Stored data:

══════════

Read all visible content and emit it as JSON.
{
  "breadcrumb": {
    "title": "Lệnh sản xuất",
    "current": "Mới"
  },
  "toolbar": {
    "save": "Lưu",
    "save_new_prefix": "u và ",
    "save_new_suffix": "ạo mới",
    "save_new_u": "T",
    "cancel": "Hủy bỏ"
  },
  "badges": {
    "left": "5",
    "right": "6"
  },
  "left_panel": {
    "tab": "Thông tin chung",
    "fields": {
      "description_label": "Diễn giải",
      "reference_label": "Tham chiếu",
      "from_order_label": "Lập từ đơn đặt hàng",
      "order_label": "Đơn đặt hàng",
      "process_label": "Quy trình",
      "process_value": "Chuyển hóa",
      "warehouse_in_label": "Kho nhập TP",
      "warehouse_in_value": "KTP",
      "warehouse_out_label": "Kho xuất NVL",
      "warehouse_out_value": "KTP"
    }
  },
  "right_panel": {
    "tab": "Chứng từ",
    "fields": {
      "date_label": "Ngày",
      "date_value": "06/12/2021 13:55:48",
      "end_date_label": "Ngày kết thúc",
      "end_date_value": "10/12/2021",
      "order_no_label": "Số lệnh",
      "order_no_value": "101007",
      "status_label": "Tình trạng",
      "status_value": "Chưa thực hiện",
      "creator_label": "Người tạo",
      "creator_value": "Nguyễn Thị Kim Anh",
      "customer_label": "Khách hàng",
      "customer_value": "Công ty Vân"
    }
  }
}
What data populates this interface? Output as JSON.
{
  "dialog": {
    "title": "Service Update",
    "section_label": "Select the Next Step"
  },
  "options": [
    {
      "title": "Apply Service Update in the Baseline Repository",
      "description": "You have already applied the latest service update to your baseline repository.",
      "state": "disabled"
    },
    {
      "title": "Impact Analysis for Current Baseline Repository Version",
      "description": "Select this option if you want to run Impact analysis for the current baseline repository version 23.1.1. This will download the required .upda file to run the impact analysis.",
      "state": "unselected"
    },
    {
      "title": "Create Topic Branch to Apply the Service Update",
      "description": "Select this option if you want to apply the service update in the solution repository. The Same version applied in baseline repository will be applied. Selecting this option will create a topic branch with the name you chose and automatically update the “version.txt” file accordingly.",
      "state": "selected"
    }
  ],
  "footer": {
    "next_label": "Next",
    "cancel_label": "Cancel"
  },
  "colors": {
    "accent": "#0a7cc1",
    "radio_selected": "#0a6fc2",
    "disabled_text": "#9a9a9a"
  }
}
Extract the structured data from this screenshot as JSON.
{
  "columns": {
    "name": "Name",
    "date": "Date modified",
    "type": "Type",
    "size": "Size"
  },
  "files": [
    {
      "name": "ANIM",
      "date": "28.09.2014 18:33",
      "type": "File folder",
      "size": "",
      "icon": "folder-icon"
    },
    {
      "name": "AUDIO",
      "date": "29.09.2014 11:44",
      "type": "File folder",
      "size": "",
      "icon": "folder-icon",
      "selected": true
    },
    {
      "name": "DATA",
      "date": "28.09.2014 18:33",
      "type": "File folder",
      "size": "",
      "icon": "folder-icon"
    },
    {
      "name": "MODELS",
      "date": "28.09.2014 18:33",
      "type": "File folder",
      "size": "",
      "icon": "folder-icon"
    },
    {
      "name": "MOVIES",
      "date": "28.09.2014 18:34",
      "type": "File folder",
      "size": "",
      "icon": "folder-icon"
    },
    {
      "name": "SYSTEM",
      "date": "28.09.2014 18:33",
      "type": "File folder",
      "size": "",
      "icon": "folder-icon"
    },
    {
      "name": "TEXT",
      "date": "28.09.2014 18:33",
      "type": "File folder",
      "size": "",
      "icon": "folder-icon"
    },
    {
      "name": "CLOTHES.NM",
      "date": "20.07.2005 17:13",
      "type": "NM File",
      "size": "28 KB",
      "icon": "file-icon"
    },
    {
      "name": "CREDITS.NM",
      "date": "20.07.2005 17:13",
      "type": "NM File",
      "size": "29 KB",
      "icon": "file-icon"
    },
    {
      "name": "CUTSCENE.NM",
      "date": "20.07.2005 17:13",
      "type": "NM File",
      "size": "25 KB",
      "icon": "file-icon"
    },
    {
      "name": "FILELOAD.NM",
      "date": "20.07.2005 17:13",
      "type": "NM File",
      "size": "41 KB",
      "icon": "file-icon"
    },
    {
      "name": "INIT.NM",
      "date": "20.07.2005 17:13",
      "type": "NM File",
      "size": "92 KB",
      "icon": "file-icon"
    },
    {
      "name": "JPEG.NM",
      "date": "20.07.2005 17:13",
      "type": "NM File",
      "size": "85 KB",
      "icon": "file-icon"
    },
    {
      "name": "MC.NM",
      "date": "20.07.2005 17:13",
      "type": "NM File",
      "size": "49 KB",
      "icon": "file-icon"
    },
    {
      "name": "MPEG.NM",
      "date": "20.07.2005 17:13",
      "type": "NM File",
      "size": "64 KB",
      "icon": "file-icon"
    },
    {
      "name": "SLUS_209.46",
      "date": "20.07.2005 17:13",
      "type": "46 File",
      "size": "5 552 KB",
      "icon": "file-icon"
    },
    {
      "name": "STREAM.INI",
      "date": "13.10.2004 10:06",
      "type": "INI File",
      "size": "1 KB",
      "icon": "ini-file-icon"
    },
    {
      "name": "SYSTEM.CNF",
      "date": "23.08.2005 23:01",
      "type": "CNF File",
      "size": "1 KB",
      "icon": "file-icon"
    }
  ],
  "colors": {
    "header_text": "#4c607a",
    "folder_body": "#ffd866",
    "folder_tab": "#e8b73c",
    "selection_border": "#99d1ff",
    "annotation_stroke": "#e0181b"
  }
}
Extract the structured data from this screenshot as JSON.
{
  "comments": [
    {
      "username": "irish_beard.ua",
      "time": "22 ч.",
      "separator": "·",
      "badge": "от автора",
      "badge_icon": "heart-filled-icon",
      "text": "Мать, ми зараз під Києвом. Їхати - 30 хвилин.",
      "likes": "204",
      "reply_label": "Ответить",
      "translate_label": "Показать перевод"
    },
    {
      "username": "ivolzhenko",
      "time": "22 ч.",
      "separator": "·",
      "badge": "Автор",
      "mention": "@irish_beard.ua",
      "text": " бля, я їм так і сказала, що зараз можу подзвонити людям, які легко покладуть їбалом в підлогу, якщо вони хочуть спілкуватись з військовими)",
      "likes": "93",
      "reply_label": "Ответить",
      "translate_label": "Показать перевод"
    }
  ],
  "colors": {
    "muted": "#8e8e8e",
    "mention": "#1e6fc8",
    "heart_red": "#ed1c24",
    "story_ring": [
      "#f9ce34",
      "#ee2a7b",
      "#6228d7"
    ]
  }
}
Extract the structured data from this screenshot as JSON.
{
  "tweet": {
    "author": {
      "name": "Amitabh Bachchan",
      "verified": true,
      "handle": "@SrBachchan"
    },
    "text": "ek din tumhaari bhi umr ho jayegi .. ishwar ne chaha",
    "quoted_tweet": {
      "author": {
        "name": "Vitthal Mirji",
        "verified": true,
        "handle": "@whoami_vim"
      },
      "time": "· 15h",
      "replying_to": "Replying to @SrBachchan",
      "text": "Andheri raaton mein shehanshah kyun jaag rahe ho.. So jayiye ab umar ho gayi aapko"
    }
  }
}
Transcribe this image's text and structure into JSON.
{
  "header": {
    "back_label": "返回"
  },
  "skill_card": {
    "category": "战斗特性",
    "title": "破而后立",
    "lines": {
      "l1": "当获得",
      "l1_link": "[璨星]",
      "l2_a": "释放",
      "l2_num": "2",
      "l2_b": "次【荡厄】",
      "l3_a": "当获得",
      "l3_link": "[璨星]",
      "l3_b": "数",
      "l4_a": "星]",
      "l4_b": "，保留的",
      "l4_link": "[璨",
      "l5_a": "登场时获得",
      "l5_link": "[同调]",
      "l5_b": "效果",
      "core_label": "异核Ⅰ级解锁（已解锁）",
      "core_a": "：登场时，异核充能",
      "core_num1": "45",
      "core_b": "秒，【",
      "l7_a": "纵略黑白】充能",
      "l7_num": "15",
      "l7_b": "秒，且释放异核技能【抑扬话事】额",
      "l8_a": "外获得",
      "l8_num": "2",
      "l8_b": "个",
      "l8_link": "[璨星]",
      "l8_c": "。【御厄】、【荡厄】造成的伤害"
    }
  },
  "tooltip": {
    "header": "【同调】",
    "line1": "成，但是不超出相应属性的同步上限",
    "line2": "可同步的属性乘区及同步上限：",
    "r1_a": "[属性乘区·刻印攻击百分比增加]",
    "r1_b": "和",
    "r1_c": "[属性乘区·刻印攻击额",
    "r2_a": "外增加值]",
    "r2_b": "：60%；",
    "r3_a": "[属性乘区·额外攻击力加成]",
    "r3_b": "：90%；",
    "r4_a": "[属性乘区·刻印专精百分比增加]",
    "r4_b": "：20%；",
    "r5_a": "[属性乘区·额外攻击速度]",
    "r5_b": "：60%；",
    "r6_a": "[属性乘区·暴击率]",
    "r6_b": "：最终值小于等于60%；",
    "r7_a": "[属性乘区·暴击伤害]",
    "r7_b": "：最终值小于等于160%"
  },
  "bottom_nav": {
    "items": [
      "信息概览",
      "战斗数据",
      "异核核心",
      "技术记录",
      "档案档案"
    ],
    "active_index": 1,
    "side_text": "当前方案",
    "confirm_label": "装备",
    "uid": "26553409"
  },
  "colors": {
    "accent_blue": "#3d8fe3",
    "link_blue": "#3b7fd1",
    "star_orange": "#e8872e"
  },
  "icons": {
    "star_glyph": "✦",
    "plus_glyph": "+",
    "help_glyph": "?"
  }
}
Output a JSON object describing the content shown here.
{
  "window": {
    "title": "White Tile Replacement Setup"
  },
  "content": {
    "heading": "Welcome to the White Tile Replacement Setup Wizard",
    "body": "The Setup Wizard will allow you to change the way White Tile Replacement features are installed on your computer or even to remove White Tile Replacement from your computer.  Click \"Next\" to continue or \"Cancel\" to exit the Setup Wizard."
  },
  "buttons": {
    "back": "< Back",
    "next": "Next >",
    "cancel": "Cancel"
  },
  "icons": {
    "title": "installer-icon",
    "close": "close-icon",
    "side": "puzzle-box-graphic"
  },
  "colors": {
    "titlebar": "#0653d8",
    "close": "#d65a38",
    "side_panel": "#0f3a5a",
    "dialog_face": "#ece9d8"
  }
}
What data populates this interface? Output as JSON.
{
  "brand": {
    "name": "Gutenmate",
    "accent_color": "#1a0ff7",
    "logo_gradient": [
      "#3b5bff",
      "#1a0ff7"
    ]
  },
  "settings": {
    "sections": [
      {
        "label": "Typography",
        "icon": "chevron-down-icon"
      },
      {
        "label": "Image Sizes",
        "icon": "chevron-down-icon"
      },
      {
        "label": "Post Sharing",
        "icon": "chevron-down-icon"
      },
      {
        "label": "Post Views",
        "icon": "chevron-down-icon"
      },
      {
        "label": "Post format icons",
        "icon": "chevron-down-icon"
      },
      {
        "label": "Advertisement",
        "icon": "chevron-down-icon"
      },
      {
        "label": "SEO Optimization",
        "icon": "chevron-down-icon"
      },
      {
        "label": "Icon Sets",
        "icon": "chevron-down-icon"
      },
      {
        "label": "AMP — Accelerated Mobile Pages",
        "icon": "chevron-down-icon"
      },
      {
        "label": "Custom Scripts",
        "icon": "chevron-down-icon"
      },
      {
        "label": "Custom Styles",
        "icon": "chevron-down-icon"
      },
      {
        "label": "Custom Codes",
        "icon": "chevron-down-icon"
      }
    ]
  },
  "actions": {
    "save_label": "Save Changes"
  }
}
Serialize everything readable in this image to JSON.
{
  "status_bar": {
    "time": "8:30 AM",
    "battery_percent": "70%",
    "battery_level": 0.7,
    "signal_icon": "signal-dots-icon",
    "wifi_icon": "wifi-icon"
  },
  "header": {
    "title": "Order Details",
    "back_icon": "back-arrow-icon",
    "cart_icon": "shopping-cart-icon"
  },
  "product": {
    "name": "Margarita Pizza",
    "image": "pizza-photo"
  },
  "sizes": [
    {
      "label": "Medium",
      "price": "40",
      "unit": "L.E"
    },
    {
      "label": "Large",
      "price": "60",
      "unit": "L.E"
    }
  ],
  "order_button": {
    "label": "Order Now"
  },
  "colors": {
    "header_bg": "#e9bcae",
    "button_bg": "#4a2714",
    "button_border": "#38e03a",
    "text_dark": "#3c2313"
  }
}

══════════

In the records above, find each line with the word "Impact" and copy it.

      "title": "Impact Analysis for Current Baseline Repository Version",
      "description": "Select this option if you want to run Impact analysis for the current baseline repository version 23.1.1. This will download the required .upda file to run the impact analysis.",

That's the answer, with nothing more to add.